→ **EXERCISE AIM**:
Copy the data from its first line through the line that contains "- port-triangle-pad: [500, 620, 597, 701]", putting "LIVING" wherever "SEJOUR" appears and leaving everything else unchanged.

→ **RECORDS FOR THE EXERCISE**:
# # #
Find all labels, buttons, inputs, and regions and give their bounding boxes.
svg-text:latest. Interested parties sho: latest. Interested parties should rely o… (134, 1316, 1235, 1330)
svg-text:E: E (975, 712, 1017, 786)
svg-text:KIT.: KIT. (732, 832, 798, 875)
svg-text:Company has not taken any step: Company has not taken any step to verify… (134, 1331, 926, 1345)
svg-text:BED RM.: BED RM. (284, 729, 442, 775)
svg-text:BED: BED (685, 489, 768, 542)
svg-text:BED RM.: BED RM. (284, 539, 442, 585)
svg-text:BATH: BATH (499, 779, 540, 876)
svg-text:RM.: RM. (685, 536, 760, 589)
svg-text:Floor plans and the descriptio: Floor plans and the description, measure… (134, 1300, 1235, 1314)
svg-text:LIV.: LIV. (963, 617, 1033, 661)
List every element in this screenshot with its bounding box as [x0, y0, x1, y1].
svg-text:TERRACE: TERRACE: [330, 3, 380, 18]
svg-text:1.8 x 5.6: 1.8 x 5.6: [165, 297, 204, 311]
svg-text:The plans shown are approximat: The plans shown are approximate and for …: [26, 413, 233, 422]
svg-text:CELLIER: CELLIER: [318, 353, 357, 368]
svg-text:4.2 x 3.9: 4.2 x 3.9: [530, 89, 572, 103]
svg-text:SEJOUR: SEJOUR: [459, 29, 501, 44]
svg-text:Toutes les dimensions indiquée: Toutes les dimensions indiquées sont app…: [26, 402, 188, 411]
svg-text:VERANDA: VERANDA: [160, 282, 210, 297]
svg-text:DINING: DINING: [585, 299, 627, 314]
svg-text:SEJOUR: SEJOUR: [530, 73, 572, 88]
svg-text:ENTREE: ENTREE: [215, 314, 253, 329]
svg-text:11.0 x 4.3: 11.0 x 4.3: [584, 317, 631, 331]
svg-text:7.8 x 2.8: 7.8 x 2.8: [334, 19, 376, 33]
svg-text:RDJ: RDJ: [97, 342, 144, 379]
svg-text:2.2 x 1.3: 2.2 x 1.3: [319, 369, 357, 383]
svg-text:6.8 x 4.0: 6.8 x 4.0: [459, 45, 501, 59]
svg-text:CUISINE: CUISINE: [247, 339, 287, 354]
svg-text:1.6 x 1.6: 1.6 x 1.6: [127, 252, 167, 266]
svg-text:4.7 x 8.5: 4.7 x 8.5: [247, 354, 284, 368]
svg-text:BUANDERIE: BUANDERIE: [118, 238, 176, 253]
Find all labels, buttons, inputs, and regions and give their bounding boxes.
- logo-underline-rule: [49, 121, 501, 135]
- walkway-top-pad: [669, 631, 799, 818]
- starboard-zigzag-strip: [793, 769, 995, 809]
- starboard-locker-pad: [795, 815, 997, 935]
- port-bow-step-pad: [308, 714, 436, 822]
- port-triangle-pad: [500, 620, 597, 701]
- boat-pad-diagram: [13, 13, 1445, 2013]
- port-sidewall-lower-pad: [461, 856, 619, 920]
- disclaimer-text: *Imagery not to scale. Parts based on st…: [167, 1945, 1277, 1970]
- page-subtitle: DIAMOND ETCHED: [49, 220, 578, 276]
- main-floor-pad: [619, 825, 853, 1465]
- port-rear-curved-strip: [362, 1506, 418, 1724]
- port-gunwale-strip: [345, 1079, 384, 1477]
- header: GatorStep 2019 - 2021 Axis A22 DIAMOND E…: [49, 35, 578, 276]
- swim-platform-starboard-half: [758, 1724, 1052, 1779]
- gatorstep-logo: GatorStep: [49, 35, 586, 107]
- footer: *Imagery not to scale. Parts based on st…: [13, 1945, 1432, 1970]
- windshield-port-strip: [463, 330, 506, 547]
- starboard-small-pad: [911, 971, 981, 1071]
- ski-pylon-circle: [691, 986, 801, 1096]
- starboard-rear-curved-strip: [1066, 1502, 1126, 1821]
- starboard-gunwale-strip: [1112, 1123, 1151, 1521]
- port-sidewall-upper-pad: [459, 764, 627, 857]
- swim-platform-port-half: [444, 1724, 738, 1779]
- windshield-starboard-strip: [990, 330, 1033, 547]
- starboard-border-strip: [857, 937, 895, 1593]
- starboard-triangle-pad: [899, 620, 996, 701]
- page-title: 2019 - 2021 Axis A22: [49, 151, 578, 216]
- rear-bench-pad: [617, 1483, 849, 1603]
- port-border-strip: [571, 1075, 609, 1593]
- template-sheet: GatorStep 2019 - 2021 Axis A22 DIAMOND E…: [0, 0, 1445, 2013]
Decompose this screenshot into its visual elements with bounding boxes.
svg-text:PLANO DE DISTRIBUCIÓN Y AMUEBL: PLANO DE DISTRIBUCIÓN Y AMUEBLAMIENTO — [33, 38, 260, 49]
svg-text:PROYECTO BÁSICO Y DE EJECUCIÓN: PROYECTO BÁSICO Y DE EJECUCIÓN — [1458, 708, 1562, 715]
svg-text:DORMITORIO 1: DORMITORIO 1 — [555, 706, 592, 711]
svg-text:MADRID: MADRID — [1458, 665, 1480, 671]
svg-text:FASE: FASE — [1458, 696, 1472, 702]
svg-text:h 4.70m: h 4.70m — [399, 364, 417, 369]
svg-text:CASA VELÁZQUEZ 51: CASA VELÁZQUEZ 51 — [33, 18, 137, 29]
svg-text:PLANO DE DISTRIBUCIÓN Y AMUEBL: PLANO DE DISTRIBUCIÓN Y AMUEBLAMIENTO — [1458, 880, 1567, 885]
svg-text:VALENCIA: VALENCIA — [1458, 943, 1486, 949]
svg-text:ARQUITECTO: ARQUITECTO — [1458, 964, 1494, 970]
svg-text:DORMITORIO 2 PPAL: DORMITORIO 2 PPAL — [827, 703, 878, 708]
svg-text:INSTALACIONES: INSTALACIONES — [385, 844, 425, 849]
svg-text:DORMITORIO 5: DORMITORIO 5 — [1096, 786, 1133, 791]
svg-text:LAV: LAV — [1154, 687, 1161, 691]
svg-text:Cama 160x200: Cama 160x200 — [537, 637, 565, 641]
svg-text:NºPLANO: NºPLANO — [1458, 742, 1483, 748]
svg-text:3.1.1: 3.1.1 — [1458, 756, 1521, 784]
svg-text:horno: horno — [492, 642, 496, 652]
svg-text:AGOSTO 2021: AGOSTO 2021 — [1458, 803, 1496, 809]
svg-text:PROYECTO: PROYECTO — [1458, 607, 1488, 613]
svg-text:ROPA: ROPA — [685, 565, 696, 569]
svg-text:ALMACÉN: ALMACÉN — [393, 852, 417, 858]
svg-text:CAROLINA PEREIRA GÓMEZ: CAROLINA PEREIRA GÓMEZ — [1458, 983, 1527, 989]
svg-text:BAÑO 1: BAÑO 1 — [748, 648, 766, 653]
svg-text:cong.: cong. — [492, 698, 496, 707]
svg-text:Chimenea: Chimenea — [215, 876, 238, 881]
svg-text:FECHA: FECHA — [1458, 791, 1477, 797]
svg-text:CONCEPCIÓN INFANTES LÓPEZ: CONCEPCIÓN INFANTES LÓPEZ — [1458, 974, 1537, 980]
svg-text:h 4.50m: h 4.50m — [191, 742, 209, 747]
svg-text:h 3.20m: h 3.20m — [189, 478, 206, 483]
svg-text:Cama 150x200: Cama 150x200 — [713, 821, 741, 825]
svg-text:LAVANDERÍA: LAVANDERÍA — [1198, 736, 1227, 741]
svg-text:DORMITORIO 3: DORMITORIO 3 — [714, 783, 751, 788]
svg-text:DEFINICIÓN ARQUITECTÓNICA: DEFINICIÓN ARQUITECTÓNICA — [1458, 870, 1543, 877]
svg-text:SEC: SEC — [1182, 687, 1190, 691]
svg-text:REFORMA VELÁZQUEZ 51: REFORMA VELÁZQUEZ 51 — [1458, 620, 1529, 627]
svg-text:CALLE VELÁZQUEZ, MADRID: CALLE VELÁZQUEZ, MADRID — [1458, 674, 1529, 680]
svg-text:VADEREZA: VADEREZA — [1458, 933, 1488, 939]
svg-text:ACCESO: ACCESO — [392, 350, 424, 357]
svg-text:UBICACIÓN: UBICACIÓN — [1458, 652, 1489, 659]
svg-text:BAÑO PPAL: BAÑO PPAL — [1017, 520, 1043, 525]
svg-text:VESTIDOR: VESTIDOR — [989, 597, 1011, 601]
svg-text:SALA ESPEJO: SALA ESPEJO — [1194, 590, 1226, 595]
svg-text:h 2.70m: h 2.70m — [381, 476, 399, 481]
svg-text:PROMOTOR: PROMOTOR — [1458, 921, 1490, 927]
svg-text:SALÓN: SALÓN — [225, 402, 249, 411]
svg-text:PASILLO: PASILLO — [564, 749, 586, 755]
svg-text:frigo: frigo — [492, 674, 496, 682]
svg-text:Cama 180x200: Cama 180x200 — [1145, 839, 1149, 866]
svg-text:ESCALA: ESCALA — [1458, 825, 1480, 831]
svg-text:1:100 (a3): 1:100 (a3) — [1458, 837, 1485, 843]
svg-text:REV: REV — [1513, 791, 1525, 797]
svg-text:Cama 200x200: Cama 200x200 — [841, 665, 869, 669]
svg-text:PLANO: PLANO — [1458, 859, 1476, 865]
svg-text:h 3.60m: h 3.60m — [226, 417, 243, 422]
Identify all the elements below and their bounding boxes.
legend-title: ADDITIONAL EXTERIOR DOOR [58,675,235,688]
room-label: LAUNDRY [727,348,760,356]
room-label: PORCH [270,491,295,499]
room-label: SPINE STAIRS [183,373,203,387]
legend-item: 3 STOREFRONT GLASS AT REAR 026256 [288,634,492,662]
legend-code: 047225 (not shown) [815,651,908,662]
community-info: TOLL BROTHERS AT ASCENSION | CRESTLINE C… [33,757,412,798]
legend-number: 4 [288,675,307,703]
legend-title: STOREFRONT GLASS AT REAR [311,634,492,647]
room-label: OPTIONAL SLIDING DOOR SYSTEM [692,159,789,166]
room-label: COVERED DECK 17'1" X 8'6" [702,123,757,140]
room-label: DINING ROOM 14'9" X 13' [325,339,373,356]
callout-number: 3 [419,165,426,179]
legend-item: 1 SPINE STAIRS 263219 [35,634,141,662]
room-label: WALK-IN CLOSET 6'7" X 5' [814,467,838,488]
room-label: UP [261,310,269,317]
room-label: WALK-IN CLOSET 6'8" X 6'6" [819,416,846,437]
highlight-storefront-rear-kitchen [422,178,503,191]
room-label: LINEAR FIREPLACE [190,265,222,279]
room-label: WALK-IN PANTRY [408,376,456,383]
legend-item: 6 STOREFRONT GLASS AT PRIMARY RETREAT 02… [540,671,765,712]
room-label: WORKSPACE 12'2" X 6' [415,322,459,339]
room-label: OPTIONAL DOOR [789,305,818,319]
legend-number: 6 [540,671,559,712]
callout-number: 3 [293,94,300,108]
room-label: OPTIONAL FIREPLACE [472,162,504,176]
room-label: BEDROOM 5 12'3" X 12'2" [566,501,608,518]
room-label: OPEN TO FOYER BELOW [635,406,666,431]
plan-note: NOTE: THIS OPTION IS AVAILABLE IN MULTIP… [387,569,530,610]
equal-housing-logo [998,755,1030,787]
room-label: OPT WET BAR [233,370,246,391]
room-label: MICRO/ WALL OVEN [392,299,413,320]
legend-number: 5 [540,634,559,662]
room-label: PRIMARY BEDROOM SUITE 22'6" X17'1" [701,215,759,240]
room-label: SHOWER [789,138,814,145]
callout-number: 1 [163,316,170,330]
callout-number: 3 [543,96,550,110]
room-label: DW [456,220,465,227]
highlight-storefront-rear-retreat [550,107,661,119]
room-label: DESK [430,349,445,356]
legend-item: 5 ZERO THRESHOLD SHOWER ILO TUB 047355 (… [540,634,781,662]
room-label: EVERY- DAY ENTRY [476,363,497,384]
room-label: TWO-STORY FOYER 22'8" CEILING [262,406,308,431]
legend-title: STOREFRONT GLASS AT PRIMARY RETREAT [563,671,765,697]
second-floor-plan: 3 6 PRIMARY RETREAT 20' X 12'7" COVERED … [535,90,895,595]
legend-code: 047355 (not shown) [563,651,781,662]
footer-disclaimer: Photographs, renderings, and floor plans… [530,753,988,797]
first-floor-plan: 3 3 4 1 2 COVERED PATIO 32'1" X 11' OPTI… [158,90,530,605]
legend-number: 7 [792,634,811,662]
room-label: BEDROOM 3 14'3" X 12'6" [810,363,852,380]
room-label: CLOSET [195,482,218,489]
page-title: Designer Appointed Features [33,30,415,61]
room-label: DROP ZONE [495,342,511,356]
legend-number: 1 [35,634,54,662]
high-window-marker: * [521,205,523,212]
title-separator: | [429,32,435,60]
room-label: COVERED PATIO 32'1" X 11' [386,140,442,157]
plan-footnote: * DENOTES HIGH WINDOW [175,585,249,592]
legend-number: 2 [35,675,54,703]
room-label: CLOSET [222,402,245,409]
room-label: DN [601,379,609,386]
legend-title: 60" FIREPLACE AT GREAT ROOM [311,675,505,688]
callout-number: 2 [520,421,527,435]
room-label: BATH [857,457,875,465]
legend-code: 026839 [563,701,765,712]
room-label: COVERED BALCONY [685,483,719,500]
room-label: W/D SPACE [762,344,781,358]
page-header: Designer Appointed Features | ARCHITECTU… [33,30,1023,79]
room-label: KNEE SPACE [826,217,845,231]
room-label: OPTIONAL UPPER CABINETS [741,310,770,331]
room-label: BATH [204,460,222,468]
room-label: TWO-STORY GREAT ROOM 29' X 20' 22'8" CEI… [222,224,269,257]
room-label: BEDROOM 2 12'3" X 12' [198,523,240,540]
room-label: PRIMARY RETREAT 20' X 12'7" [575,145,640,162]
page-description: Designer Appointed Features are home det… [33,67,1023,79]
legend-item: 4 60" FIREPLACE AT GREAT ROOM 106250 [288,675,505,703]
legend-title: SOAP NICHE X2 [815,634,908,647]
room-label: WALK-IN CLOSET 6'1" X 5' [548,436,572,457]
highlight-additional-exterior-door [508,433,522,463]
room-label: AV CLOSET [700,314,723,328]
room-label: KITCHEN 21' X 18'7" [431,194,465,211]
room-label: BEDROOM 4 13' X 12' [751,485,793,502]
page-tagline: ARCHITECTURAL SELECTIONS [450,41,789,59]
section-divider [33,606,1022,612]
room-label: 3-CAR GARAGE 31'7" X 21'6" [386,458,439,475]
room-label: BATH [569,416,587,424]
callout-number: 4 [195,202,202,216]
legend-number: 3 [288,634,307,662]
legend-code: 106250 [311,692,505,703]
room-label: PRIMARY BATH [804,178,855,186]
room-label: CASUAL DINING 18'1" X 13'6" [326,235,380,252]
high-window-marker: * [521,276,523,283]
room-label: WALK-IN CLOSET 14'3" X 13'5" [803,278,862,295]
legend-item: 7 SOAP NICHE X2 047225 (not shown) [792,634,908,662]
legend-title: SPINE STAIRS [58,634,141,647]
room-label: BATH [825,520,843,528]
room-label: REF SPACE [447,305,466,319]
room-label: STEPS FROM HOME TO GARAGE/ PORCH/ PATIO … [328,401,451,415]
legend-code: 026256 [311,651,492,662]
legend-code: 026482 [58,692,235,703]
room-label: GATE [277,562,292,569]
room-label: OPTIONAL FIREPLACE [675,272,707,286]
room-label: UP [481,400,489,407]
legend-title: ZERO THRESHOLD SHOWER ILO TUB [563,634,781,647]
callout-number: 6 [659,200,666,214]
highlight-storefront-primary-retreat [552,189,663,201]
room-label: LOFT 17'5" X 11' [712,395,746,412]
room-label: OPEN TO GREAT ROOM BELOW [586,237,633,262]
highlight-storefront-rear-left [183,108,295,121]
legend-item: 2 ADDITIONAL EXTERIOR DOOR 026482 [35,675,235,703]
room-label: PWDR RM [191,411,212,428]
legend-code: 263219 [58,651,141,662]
# # #
→ **THE REPLY**:
Find all labels, buttons, inputs, and regions and give their bounding boxes.
svg-text:latest. Interested parties sho: latest. Interested parties should rely o… (134, 1316, 1235, 1330)
svg-text:E: E (975, 712, 1017, 786)
svg-text:KIT.: KIT. (732, 832, 798, 875)
svg-text:Company has not taken any step: Company has not taken any step to verify… (134, 1331, 926, 1345)
svg-text:BED RM.: BED RM. (284, 729, 442, 775)
svg-text:BED: BED (685, 489, 768, 542)
svg-text:BED RM.: BED RM. (284, 539, 442, 585)
svg-text:BATH: BATH (499, 779, 540, 876)
svg-text:RM.: RM. (685, 536, 760, 589)
svg-text:Floor plans and the descriptio: Floor plans and the description, measure… (134, 1300, 1235, 1314)
svg-text:LIV.: LIV. (963, 617, 1033, 661)
List every element in this screenshot with its bounding box as [x0, y0, x1, y1].
svg-text:TERRACE: TERRACE: [330, 3, 380, 18]
svg-text:1.8 x 5.6: 1.8 x 5.6: [165, 297, 204, 311]
svg-text:The plans shown are approximat: The plans shown are approximate and for …: [26, 413, 233, 422]
svg-text:CELLIER: CELLIER: [318, 353, 357, 368]
svg-text:4.2 x 3.9: 4.2 x 3.9: [530, 89, 572, 103]
svg-text:LIVING: LIVING: [459, 29, 501, 44]
svg-text:Toutes les dimensions indiquée: Toutes les dimensions indiquées sont app…: [26, 402, 188, 411]
svg-text:VERANDA: VERANDA: [160, 282, 210, 297]
svg-text:DINING: DINING: [585, 299, 627, 314]
svg-text:LIVING: LIVING: [530, 73, 572, 88]
svg-text:ENTREE: ENTREE: [215, 314, 253, 329]
svg-text:11.0 x 4.3: 11.0 x 4.3: [584, 317, 631, 331]
svg-text:7.8 x 2.8: 7.8 x 2.8: [334, 19, 376, 33]
svg-text:RDJ: RDJ: [97, 342, 144, 379]
svg-text:2.2 x 1.3: 2.2 x 1.3: [319, 369, 357, 383]
svg-text:6.8 x 4.0: 6.8 x 4.0: [459, 45, 501, 59]
svg-text:CUISINE: CUISINE: [247, 339, 287, 354]
svg-text:1.6 x 1.6: 1.6 x 1.6: [127, 252, 167, 266]
svg-text:4.7 x 8.5: 4.7 x 8.5: [247, 354, 284, 368]
svg-text:BUANDERIE: BUANDERIE: [118, 238, 176, 253]
Find all labels, buttons, inputs, and regions and give their bounding boxes.
- logo-underline-rule: [49, 121, 501, 135]
- walkway-top-pad: [669, 631, 799, 818]
- starboard-zigzag-strip: [793, 769, 995, 809]
- starboard-locker-pad: [795, 815, 997, 935]
- port-bow-step-pad: [308, 714, 436, 822]
- port-triangle-pad: [500, 620, 597, 701]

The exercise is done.